◆ Problem to work on:
Write out all of the data exactly as it appears.

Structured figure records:
>> START

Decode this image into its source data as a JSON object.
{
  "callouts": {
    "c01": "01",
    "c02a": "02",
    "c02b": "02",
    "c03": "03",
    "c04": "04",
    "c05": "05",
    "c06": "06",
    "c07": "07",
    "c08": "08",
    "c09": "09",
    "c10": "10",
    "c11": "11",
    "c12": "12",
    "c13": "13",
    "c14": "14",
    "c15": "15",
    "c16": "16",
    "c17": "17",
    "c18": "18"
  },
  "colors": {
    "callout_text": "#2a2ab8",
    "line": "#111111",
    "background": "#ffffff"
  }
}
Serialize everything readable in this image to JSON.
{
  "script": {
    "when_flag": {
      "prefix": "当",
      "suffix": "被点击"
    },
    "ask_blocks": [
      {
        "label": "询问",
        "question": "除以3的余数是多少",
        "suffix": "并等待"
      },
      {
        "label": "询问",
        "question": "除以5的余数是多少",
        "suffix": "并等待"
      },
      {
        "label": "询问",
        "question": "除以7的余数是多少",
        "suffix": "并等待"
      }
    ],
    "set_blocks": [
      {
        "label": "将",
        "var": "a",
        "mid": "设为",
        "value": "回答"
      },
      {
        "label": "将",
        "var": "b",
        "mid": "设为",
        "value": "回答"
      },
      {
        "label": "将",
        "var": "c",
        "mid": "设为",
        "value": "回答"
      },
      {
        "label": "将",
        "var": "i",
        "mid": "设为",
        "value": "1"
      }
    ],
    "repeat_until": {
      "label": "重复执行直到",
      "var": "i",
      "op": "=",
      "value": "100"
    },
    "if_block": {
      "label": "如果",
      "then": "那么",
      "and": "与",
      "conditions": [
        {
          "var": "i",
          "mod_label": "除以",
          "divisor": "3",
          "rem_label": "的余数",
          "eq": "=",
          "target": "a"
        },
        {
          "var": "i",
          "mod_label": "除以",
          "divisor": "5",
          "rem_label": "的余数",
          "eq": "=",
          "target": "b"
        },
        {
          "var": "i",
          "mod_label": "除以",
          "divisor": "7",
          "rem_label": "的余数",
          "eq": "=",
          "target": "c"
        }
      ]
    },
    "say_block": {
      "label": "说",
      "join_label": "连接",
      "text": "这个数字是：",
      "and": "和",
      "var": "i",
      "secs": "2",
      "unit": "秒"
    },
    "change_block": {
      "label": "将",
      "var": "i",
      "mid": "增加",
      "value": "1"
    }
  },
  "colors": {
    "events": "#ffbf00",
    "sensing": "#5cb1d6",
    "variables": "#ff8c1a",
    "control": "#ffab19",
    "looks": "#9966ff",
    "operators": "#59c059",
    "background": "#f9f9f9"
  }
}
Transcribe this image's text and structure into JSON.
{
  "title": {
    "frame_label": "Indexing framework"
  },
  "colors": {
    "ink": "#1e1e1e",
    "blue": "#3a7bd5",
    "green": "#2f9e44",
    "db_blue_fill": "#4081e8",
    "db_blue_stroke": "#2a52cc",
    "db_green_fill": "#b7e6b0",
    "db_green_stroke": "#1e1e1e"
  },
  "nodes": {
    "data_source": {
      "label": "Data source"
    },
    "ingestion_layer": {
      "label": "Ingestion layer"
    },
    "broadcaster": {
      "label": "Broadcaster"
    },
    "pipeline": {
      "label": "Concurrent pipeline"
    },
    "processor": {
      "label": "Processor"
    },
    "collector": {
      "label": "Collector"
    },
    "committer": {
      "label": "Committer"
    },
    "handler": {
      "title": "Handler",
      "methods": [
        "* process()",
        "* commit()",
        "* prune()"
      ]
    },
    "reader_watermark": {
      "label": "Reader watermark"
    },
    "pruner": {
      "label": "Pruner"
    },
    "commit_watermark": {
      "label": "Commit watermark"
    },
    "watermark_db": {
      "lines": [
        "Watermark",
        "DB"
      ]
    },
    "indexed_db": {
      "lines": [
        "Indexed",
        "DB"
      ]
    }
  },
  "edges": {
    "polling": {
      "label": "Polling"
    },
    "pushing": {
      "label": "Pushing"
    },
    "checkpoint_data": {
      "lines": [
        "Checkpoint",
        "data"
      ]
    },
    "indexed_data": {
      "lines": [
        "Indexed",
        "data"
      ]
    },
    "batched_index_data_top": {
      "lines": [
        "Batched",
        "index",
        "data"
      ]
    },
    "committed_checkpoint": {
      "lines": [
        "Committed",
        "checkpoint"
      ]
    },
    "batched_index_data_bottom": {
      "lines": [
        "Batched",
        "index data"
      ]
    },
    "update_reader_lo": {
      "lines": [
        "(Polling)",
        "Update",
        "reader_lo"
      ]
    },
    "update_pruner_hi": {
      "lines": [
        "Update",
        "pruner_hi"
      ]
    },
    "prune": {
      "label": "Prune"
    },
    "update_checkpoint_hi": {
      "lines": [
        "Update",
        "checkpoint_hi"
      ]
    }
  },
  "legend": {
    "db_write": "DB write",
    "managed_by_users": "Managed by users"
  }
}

>> END

◆ Task answer:
Decode this image into its source data as a JSON object.
{
  "callouts": {
    "c01": "01",
    "c02a": "02",
    "c02b": "02",
    "c03": "03",
    "c04": "04",
    "c05": "05",
    "c06": "06",
    "c07": "07",
    "c08": "08",
    "c09": "09",
    "c10": "10",
    "c11": "11",
    "c12": "12",
    "c13": "13",
    "c14": "14",
    "c15": "15",
    "c16": "16",
    "c17": "17",
    "c18": "18"
  },
  "colors": {
    "callout_text": "#2a2ab8",
    "line": "#111111",
    "background": "#ffffff"
  }
}
Serialize everything readable in this image to JSON.
{
  "script": {
    "when_flag": {
      "prefix": "当",
      "suffix": "被点击"
    },
    "ask_blocks": [
      {
        "label": "询问",
        "question": "除以3的余数是多少",
        "suffix": "并等待"
      },
      {
        "label": "询问",
        "question": "除以5的余数是多少",
        "suffix": "并等待"
      },
      {
        "label": "询问",
        "question": "除以7的余数是多少",
        "suffix": "并等待"
      }
    ],
    "set_blocks": [
      {
        "label": "将",
        "var": "a",
        "mid": "设为",
        "value": "回答"
      },
      {
        "label": "将",
        "var": "b",
        "mid": "设为",
        "value": "回答"
      },
      {
        "label": "将",
        "var": "c",
        "mid": "设为",
        "value": "回答"
      },
      {
        "label": "将",
        "var": "i",
        "mid": "设为",
        "value": "1"
      }
    ],
    "repeat_until": {
      "label": "重复执行直到",
      "var": "i",
      "op": "=",
      "value": "100"
    },
    "if_block": {
      "label": "如果",
      "then": "那么",
      "and": "与",
      "conditions": [
        {
          "var": "i",
          "mod_label": "除以",
          "divisor": "3",
          "rem_label": "的余数",
          "eq": "=",
          "target": "a"
        },
        {
          "var": "i",
          "mod_label": "除以",
          "divisor": "5",
          "rem_label": "的余数",
          "eq": "=",
          "target": "b"
        },
        {
          "var": "i",
          "mod_label": "除以",
          "divisor": "7",
          "rem_label": "的余数",
          "eq": "=",
          "target": "c"
        }
      ]
    },
    "say_block": {
      "label": "说",
      "join_label": "连接",
      "text": "这个数字是：",
      "and": "和",
      "var": "i",
      "secs": "2",
      "unit": "秒"
    },
    "change_block": {
      "label": "将",
      "var": "i",
      "mid": "增加",
      "value": "1"
    }
  },
  "colors": {
    "events": "#ffbf00",
    "sensing": "#5cb1d6",
    "variables": "#ff8c1a",
    "control": "#ffab19",
    "looks": "#9966ff",
    "operators": "#59c059",
    "background": "#f9f9f9"
  }
}
Transcribe this image's text and structure into JSON.
{
  "title": {
    "frame_label": "Indexing framework"
  },
  "colors": {
    "ink": "#1e1e1e",
    "blue": "#3a7bd5",
    "green": "#2f9e44",
    "db_blue_fill": "#4081e8",
    "db_blue_stroke": "#2a52cc",
    "db_green_fill": "#b7e6b0",
    "db_green_stroke": "#1e1e1e"
  },
  "nodes": {
    "data_source": {
      "label": "Data source"
    },
    "ingestion_layer": {
      "label": "Ingestion layer"
    },
    "broadcaster": {
      "label": "Broadcaster"
    },
    "pipeline": {
      "label": "Concurrent pipeline"
    },
    "processor": {
      "label": "Processor"
    },
    "collector": {
      "label": "Collector"
    },
    "committer": {
      "label": "Committer"
    },
    "handler": {
      "title": "Handler",
      "methods": [
        "* process()",
        "* commit()",
        "* prune()"
      ]
    },
    "reader_watermark": {
      "label": "Reader watermark"
    },
    "pruner": {
      "label": "Pruner"
    },
    "commit_watermark": {
      "label": "Commit watermark"
    },
    "watermark_db": {
      "lines": [
        "Watermark",
        "DB"
      ]
    },
    "indexed_db": {
      "lines": [
        "Indexed",
        "DB"
      ]
    }
  },
  "edges": {
    "polling": {
      "label": "Polling"
    },
    "pushing": {
      "label": "Pushing"
    },
    "checkpoint_data": {
      "lines": [
        "Checkpoint",
        "data"
      ]
    },
    "indexed_data": {
      "lines": [
        "Indexed",
        "data"
      ]
    },
    "batched_index_data_top": {
      "lines": [
        "Batched",
        "index",
        "data"
      ]
    },
    "committed_checkpoint": {
      "lines": [
        "Committed",
        "checkpoint"
      ]
    },
    "batched_index_data_bottom": {
      "lines": [
        "Batched",
        "index data"
      ]
    },
    "update_reader_lo": {
      "lines": [
        "(Polling)",
        "Update",
        "reader_lo"
      ]
    },
    "update_pruner_hi": {
      "lines": [
        "Update",
        "pruner_hi"
      ]
    },
    "prune": {
      "label": "Prune"
    },
    "update_checkpoint_hi": {
      "lines": [
        "Update",
        "checkpoint_hi"
      ]
    }
  },
  "legend": {
    "db_write": "DB write",
    "managed_by_users": "Managed by users"
  }
}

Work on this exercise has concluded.